[Raw records]
################
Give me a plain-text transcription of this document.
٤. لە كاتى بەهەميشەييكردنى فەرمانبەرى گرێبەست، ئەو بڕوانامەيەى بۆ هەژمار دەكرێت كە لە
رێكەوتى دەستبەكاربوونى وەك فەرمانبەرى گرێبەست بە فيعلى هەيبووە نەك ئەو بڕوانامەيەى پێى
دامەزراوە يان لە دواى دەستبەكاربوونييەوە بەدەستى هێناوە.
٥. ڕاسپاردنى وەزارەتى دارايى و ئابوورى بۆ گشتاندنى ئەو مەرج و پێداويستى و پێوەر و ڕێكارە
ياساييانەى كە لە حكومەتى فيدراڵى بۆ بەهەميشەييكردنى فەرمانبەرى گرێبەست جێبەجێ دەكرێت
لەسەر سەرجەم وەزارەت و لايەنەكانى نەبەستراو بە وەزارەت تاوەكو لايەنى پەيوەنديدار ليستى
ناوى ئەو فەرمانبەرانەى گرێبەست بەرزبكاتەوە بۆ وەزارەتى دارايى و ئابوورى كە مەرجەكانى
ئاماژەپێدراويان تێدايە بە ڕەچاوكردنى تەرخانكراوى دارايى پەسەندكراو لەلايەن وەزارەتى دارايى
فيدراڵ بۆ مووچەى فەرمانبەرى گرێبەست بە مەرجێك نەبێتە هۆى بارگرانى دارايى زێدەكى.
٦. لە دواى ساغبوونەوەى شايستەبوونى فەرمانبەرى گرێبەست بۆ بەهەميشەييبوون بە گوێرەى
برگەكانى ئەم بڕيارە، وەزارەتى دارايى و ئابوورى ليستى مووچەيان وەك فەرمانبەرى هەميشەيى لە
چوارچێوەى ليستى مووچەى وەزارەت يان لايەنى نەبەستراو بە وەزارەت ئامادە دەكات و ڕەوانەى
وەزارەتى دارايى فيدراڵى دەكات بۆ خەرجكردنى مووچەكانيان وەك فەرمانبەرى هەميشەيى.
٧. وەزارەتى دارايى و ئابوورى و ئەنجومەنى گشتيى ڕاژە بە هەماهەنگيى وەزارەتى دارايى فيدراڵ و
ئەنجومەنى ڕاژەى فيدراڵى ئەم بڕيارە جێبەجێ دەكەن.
################
Task prompt:
Filter the records for lines holding the string "ئەنجومەنى". Copy each one.

Full output:
٧. وەزارەتى دارايى و ئابوورى و ئەنجومەنى گشتيى ڕاژە بە هەماهەنگيى وەزارەتى دارايى فيدراڵ و
ئەنجومەنى ڕاژەى فيدراڵى ئەم بڕيارە جێبەجێ دەكەن.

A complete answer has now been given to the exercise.